DATASET EXCERPTS:
* * * * * * * * *

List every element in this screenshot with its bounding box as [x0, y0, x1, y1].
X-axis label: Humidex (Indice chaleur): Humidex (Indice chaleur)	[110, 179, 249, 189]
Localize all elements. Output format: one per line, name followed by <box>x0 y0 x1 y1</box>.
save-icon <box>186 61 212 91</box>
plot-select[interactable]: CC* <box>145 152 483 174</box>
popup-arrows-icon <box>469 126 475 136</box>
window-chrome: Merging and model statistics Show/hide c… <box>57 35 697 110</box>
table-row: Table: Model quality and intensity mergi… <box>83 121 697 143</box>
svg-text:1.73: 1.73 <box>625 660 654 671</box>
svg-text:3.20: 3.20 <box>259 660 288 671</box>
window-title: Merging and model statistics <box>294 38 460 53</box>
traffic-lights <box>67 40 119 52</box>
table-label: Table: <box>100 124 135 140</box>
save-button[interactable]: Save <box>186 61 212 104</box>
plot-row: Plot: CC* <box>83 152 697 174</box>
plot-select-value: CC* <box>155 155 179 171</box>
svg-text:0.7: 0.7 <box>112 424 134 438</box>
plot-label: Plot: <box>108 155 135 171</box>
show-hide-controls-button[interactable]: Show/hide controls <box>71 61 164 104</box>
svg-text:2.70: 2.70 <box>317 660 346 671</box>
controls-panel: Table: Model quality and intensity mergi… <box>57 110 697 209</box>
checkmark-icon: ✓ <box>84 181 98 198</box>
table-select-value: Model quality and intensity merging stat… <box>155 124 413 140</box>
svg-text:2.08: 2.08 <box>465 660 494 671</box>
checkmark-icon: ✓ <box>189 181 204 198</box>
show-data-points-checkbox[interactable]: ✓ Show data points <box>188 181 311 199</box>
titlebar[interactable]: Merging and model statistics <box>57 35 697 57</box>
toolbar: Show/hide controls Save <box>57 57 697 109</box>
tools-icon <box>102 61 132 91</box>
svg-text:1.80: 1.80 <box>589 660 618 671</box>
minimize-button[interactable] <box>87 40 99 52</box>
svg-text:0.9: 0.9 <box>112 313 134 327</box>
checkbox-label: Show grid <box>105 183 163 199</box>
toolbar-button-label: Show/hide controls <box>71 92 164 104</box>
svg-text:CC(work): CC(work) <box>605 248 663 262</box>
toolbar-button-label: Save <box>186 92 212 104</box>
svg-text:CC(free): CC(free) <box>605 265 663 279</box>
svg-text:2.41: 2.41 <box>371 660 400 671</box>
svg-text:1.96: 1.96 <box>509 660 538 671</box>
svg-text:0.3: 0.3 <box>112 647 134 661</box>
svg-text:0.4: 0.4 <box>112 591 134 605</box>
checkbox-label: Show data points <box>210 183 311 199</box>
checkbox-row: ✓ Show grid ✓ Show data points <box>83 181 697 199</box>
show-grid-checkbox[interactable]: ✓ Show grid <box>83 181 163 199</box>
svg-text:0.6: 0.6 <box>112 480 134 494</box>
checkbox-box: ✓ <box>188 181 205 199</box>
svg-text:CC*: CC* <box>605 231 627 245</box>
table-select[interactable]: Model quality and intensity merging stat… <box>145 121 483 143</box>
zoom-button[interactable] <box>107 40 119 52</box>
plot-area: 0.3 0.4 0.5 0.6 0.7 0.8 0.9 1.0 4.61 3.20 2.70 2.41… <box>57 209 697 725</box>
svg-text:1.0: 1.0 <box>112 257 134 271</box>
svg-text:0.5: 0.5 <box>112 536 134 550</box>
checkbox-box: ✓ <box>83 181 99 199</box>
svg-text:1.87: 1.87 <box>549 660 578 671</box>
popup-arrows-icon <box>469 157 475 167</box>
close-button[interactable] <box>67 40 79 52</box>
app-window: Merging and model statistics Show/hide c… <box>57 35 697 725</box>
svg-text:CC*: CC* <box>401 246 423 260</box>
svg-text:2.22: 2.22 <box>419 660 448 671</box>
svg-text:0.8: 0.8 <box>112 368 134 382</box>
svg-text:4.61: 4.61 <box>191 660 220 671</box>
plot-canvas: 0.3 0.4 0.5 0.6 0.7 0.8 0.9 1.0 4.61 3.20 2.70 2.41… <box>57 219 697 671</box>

* * * * * * * * *

EXERCISE: Rename "Merging and model statistics" to "Merge and model summary" throughout the data above, and give every line again with nothing else changed.

EXERCISE RESULT:
List every element in this screenshot with its bounding box as [x0, y0, x1, y1].
X-axis label: Humidex (Indice chaleur): Humidex (Indice chaleur)	[110, 179, 249, 189]
Localize all elements. Output format: one per line, name followed by <box>x0 y0 x1 y1</box>.
save-icon <box>186 61 212 91</box>
plot-select[interactable]: CC* <box>145 152 483 174</box>
popup-arrows-icon <box>469 126 475 136</box>
window-chrome: Merge and model summary Show/hide c… <box>57 35 697 110</box>
table-row: Table: Model quality and intensity mergi… <box>83 121 697 143</box>
svg-text:1.73: 1.73 <box>625 660 654 671</box>
svg-text:3.20: 3.20 <box>259 660 288 671</box>
window-title: Merge and model summary <box>294 38 460 53</box>
traffic-lights <box>67 40 119 52</box>
table-label: Table: <box>100 124 135 140</box>
save-button[interactable]: Save <box>186 61 212 104</box>
plot-row: Plot: CC* <box>83 152 697 174</box>
plot-select-value: CC* <box>155 155 179 171</box>
svg-text:0.7: 0.7 <box>112 424 134 438</box>
plot-label: Plot: <box>108 155 135 171</box>
show-hide-controls-button[interactable]: Show/hide controls <box>71 61 164 104</box>
svg-text:2.70: 2.70 <box>317 660 346 671</box>
controls-panel: Table: Model quality and intensity mergi… <box>57 110 697 209</box>
checkmark-icon: ✓ <box>84 181 98 198</box>
table-select-value: Model quality and intensity merging stat… <box>155 124 413 140</box>
svg-text:2.08: 2.08 <box>465 660 494 671</box>
checkmark-icon: ✓ <box>189 181 204 198</box>
show-data-points-checkbox[interactable]: ✓ Show data points <box>188 181 311 199</box>
titlebar[interactable]: Merge and model summary <box>57 35 697 57</box>
toolbar: Show/hide controls Save <box>57 57 697 109</box>
tools-icon <box>102 61 132 91</box>
svg-text:1.80: 1.80 <box>589 660 618 671</box>
minimize-button[interactable] <box>87 40 99 52</box>
svg-text:0.9: 0.9 <box>112 313 134 327</box>
checkbox-label: Show grid <box>105 183 163 199</box>
toolbar-button-label: Show/hide controls <box>71 92 164 104</box>
svg-text:CC(work): CC(work) <box>605 248 663 262</box>
toolbar-button-label: Save <box>186 92 212 104</box>
svg-text:CC(free): CC(free) <box>605 265 663 279</box>
svg-text:2.41: 2.41 <box>371 660 400 671</box>
svg-text:1.96: 1.96 <box>509 660 538 671</box>
svg-text:0.3: 0.3 <box>112 647 134 661</box>
svg-text:0.4: 0.4 <box>112 591 134 605</box>
checkbox-label: Show data points <box>210 183 311 199</box>
checkbox-row: ✓ Show grid ✓ Show data points <box>83 181 697 199</box>
show-grid-checkbox[interactable]: ✓ Show grid <box>83 181 163 199</box>
svg-text:0.6: 0.6 <box>112 480 134 494</box>
checkbox-box: ✓ <box>188 181 205 199</box>
svg-text:CC*: CC* <box>605 231 627 245</box>
table-select[interactable]: Model quality and intensity merging stat… <box>145 121 483 143</box>
zoom-button[interactable] <box>107 40 119 52</box>
plot-area: 0.3 0.4 0.5 0.6 0.7 0.8 0.9 1.0 4.61 3.20 2.70 2.41… <box>57 209 697 725</box>
svg-text:1.0: 1.0 <box>112 257 134 271</box>
svg-text:0.5: 0.5 <box>112 536 134 550</box>
checkbox-box: ✓ <box>83 181 99 199</box>
svg-text:1.87: 1.87 <box>549 660 578 671</box>
popup-arrows-icon <box>469 157 475 167</box>
close-button[interactable] <box>67 40 79 52</box>
app-window: Merge and model summary Show/hide c… <box>57 35 697 725</box>
svg-text:CC*: CC* <box>401 246 423 260</box>
svg-text:2.22: 2.22 <box>419 660 448 671</box>
svg-text:0.8: 0.8 <box>112 368 134 382</box>
svg-text:4.61: 4.61 <box>191 660 220 671</box>
plot-canvas: 0.3 0.4 0.5 0.6 0.7 0.8 0.9 1.0 4.61 3.20 2.70 2.41… <box>57 219 697 671</box>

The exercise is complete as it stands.